Set task => For the listing below, give the count of lines containing the string "left" and nothing else.

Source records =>
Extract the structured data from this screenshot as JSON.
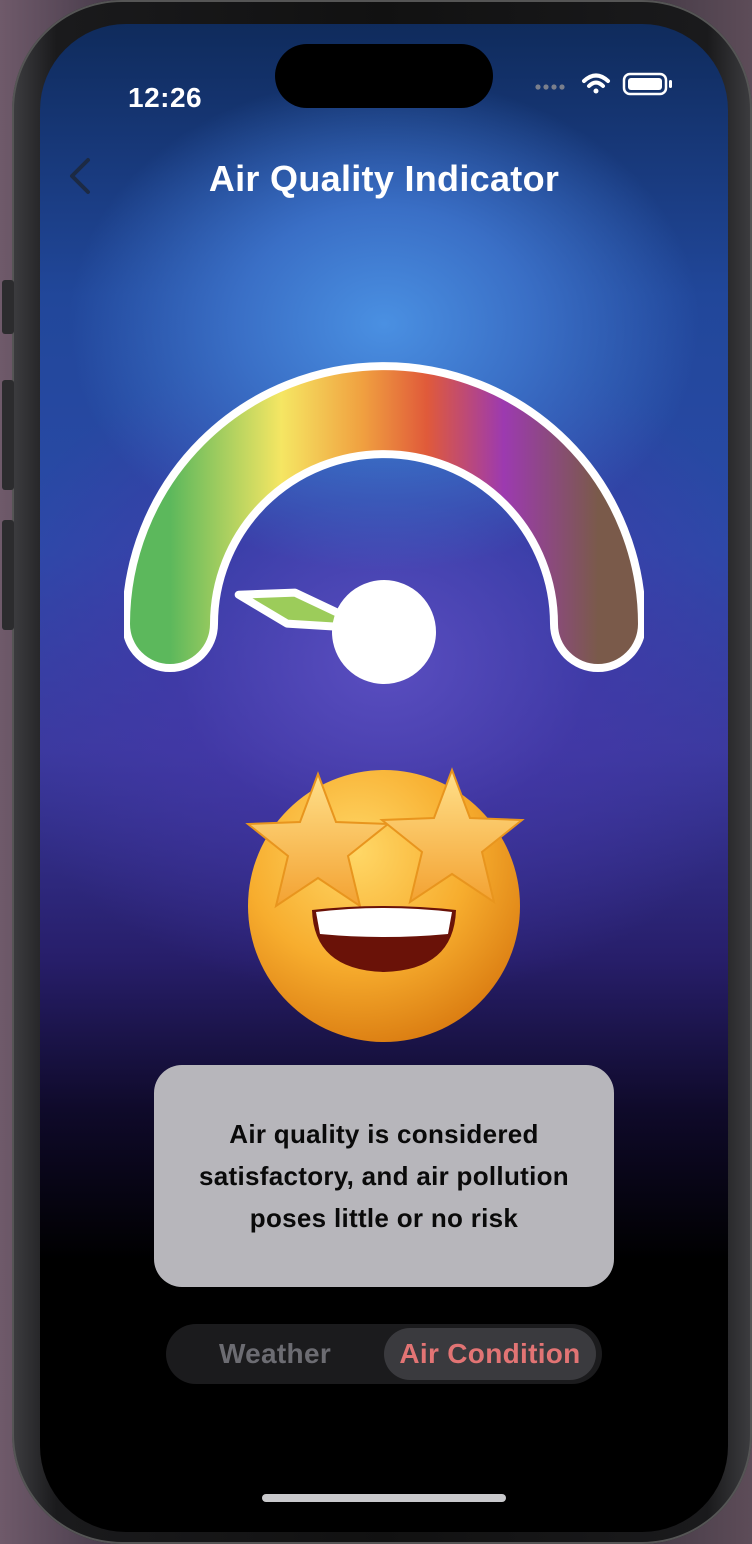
{
  "status_bar": {
    "time": "12:26",
    "signal_icon": "cellular-dots-icon",
    "wifi_icon": "wifi-icon",
    "battery_icon": "battery-icon"
  },
  "header": {
    "back_icon": "chevron-left-icon",
    "title": "Air Quality Indicator"
  },
  "gauge": {
    "scale_colors": [
      "#5cb85c",
      "#f5e663",
      "#f0a040",
      "#e05a3a",
      "#9c3ab0",
      "#7a5a4a"
    ],
    "needle_color": "#9ccc5a",
    "level_fraction": 0.08
  },
  "emoji": {
    "icon": "star-struck-emoji-icon"
  },
  "message": {
    "text": "Air quality is considered satisfactory, and air pollution poses little or no risk"
  },
  "tabs": [
    {
      "label": "Weather",
      "selected": false
    },
    {
      "label": "Air Condition",
      "selected": true
    }
  ],
  "colors": {
    "selected_tab_text": "#e27474",
    "card_background": "#b7b6bb"
  }
}
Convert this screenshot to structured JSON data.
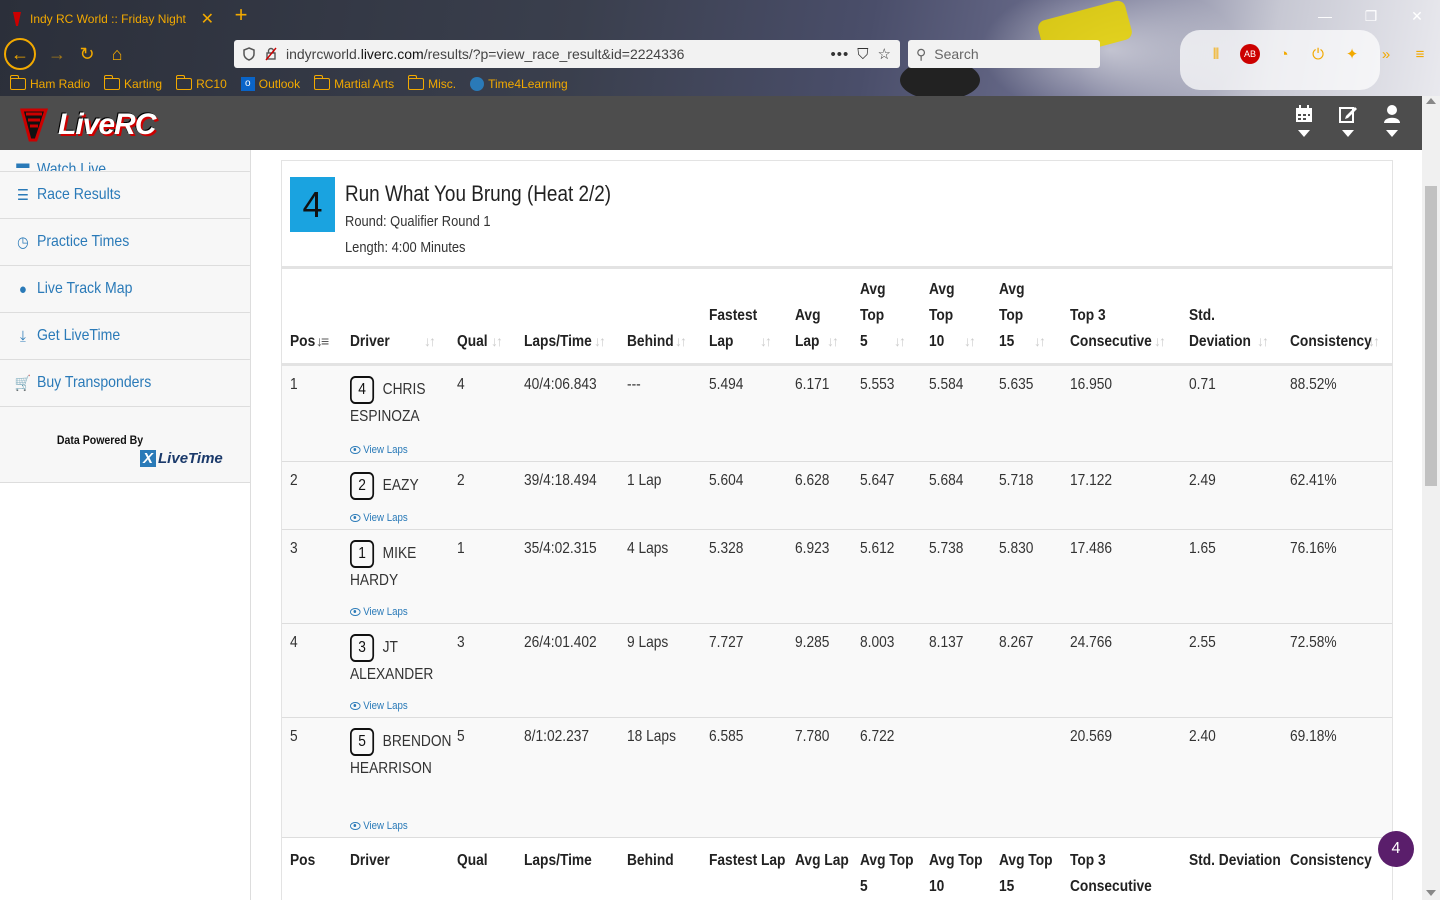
{
  "browser": {
    "tab_title": "Indy RC World :: Friday Night",
    "url_prefix": "indyrcworld.",
    "url_domain": "liverc.com",
    "url_path": "/results/?p=view_race_result&id=2224336",
    "search_placeholder": "Search",
    "page_actions": "•••",
    "bookmarks": [
      {
        "label": "Ham Radio",
        "icon": "folder-icon"
      },
      {
        "label": "Karting",
        "icon": "folder-icon"
      },
      {
        "label": "RC10",
        "icon": "folder-icon"
      },
      {
        "label": "Outlook",
        "icon": "outlook-icon"
      },
      {
        "label": "Martial Arts",
        "icon": "folder-icon"
      },
      {
        "label": "Misc.",
        "icon": "folder-icon"
      },
      {
        "label": "Time4Learning",
        "icon": "globe-icon"
      }
    ],
    "accent_color": "#f2a900"
  },
  "site": {
    "logo_text": "LiveRC",
    "header_icons": [
      "calendar-icon",
      "edit-icon",
      "user-icon"
    ]
  },
  "sidebar": {
    "partial_item": "Watch Live",
    "items": [
      {
        "label": "Race Results",
        "icon": "list-icon"
      },
      {
        "label": "Practice Times",
        "icon": "clock-icon"
      },
      {
        "label": "Live Track Map",
        "icon": "globe-icon"
      },
      {
        "label": "Get LiveTime",
        "icon": "download-icon"
      },
      {
        "label": "Buy Transponders",
        "icon": "cart-icon"
      }
    ],
    "powered_by": "Data Powered By",
    "powered_logo": "LiveTime"
  },
  "race": {
    "number": "4",
    "title": "Run What You Brung (Heat 2/2)",
    "round": "Round: Qualifier Round 1",
    "length": "Length: 4:00 Minutes"
  },
  "table": {
    "headers": {
      "pos": "Pos",
      "driver": "Driver",
      "qual": "Qual",
      "laps_time": "Laps/Time",
      "behind": "Behind",
      "fastest_1": "Fastest",
      "fastest_2": "Lap",
      "avg_1": "Avg",
      "avg_2": "Lap",
      "top5_1": "Avg",
      "top5_2": "Top",
      "top5_3": "5",
      "top10_1": "Avg",
      "top10_2": "Top",
      "top10_3": "10",
      "top15_1": "Avg",
      "top15_2": "Top",
      "top15_3": "15",
      "top3c_1": "Top 3",
      "top3c_2": "Consecutive",
      "std_1": "Std.",
      "std_2": "Deviation",
      "consistency": "Consistency"
    },
    "footer": {
      "pos": "Pos",
      "driver": "Driver",
      "qual": "Qual",
      "laps_time": "Laps/Time",
      "behind": "Behind",
      "fastest": "Fastest Lap",
      "avg": "Avg Lap",
      "top5_1": "Avg Top",
      "top5_2": "5",
      "top10_1": "Avg Top",
      "top10_2": "10",
      "top15_1": "Avg Top",
      "top15_2": "15",
      "top3c_1": "Top 3",
      "top3c_2": "Consecutive",
      "std": "Std. Deviation",
      "consistency": "Consistency"
    },
    "view_laps": "View Laps",
    "rows": [
      {
        "pos": "1",
        "car": "4",
        "driver": "CHRIS ESPINOZA",
        "qual": "4",
        "laps_time": "40/4:06.843",
        "behind": "---",
        "fastest": "5.494",
        "avg": "6.171",
        "top5": "5.553",
        "top10": "5.584",
        "top15": "5.635",
        "top3c": "16.950",
        "std": "0.71",
        "consistency": "88.52%"
      },
      {
        "pos": "2",
        "car": "2",
        "driver": "EAZY",
        "qual": "2",
        "laps_time": "39/4:18.494",
        "behind": "1 Lap",
        "fastest": "5.604",
        "avg": "6.628",
        "top5": "5.647",
        "top10": "5.684",
        "top15": "5.718",
        "top3c": "17.122",
        "std": "2.49",
        "consistency": "62.41%"
      },
      {
        "pos": "3",
        "car": "1",
        "driver": "MIKE HARDY",
        "qual": "1",
        "laps_time": "35/4:02.315",
        "behind": "4 Laps",
        "fastest": "5.328",
        "avg": "6.923",
        "top5": "5.612",
        "top10": "5.738",
        "top15": "5.830",
        "top3c": "17.486",
        "std": "1.65",
        "consistency": "76.16%"
      },
      {
        "pos": "4",
        "car": "3",
        "driver": "JT ALEXANDER",
        "qual": "3",
        "laps_time": "26/4:01.402",
        "behind": "9 Laps",
        "fastest": "7.727",
        "avg": "9.285",
        "top5": "8.003",
        "top10": "8.137",
        "top15": "8.267",
        "top3c": "24.766",
        "std": "2.55",
        "consistency": "72.58%"
      },
      {
        "pos": "5",
        "car": "5",
        "driver": "BRENDON HEARRISON",
        "qual": "5",
        "laps_time": "8/1:02.237",
        "behind": "18 Laps",
        "fastest": "6.585",
        "avg": "7.780",
        "top5": "6.722",
        "top10": "",
        "top15": "",
        "top3c": "20.569",
        "std": "2.40",
        "consistency": "69.18%"
      }
    ]
  },
  "notification_badge": "4"
}
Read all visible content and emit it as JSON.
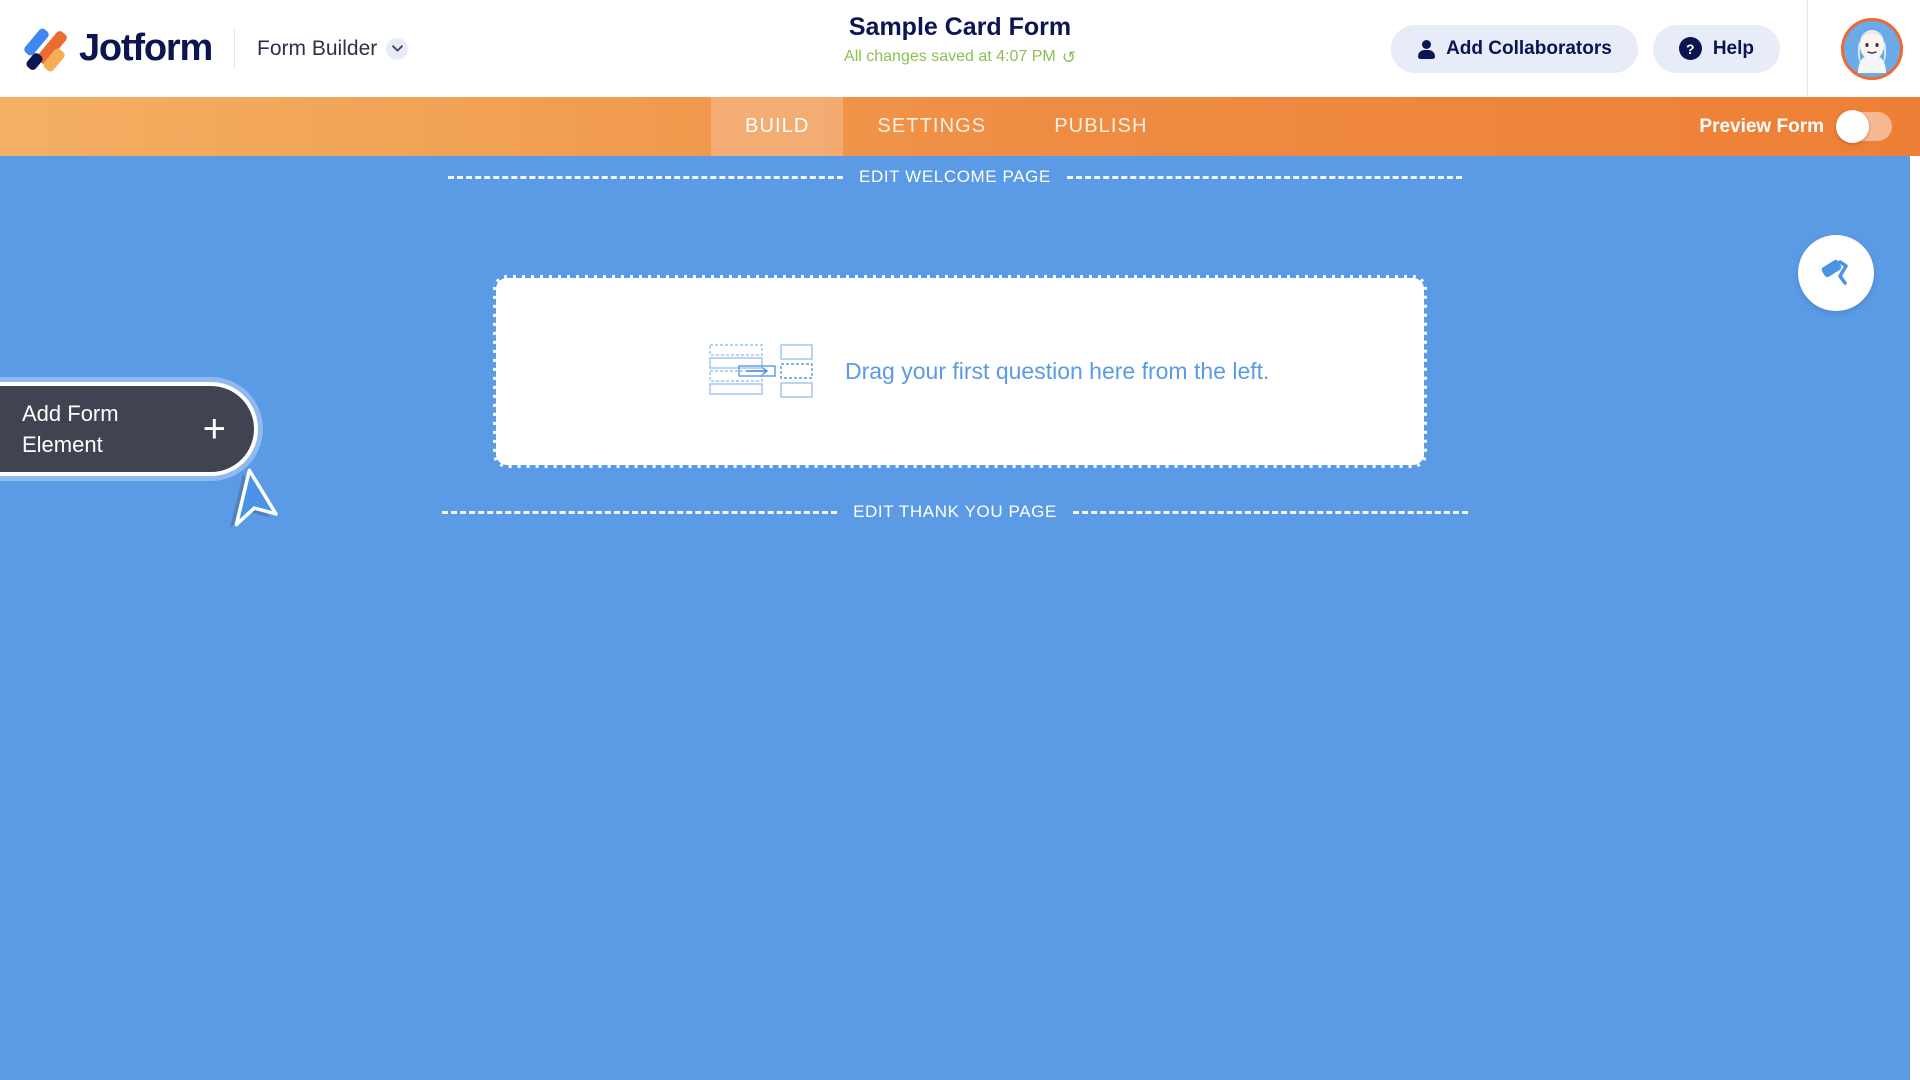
{
  "header": {
    "logo_text": "Jotform",
    "logo_icon": "jotform-logo-icon",
    "product_label": "Form Builder",
    "product_chevron_icon": "chevron-down-icon",
    "form_title": "Sample Card Form",
    "save_status": "All changes saved at 4:07 PM",
    "undo_icon": "↺",
    "add_collaborators_label": "Add Collaborators",
    "add_collaborators_icon": "person-icon",
    "help_label": "Help",
    "help_icon": "question-circle-icon",
    "avatar_icon": "user-avatar"
  },
  "navbar": {
    "tabs": [
      {
        "label": "BUILD",
        "active": true
      },
      {
        "label": "SETTINGS",
        "active": false
      },
      {
        "label": "PUBLISH",
        "active": false
      }
    ],
    "preview_label": "Preview Form",
    "preview_toggle_state": "off"
  },
  "canvas": {
    "welcome_divider": "EDIT WELCOME PAGE",
    "thankyou_divider": "EDIT THANK YOU PAGE",
    "drop_text": "Drag your first question here from the left.",
    "drag_icon": "drag-question-icon",
    "add_element_label": "Add Form\nElement",
    "add_element_plus_icon": "plus-icon",
    "cursor_icon": "arrow-cursor",
    "designer_fab_icon": "paint-roller-icon"
  },
  "colors": {
    "canvas_blue": "#5b9ae5",
    "brand_navy": "#0a1551",
    "accent_orange": "#ed6a32",
    "save_green": "#8cc152",
    "nav_orange_start": "#f4b063",
    "nav_orange_end": "#ee7f36",
    "dark_pill": "#3f4450"
  }
}
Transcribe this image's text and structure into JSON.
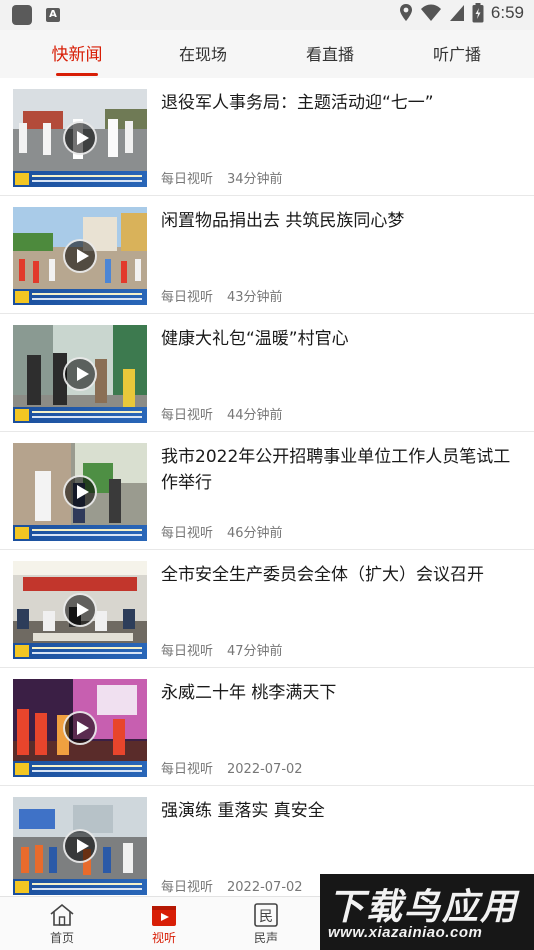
{
  "status_bar": {
    "time": "6:59"
  },
  "tabs": [
    {
      "label": "快新闻",
      "active": true
    },
    {
      "label": "在现场",
      "active": false
    },
    {
      "label": "看直播",
      "active": false
    },
    {
      "label": "听广播",
      "active": false
    }
  ],
  "news": [
    {
      "title": "退役军人事务局：主题活动迎“七一”",
      "source": "每日视听",
      "time": "34分钟前"
    },
    {
      "title": "闲置物品捐出去 共筑民族同心梦",
      "source": "每日视听",
      "time": "43分钟前"
    },
    {
      "title": "健康大礼包“温暖”村官心",
      "source": "每日视听",
      "time": "44分钟前"
    },
    {
      "title": "我市2022年公开招聘事业单位工作人员笔试工作举行",
      "source": "每日视听",
      "time": "46分钟前"
    },
    {
      "title": "全市安全生产委员会全体（扩大）会议召开",
      "source": "每日视听",
      "time": "47分钟前"
    },
    {
      "title": "永威二十年 桃李满天下",
      "source": "每日视听",
      "time": "2022-07-02"
    },
    {
      "title": "强演练 重落实 真安全",
      "source": "每日视听",
      "time": "2022-07-02"
    }
  ],
  "bottom_nav": [
    {
      "label": "首页",
      "icon": "home-icon",
      "active": false
    },
    {
      "label": "视听",
      "icon": "video-play-icon",
      "active": true
    },
    {
      "label": "民声",
      "icon": "min-sheng-icon",
      "active": false
    }
  ],
  "watermark": {
    "line1": "下载鸟应用",
    "line2": "www.xiazainiao.com"
  },
  "colors": {
    "accent": "#d81e06",
    "meta_text": "#777777",
    "caption_bar": "#1b4f9c"
  }
}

In response => 2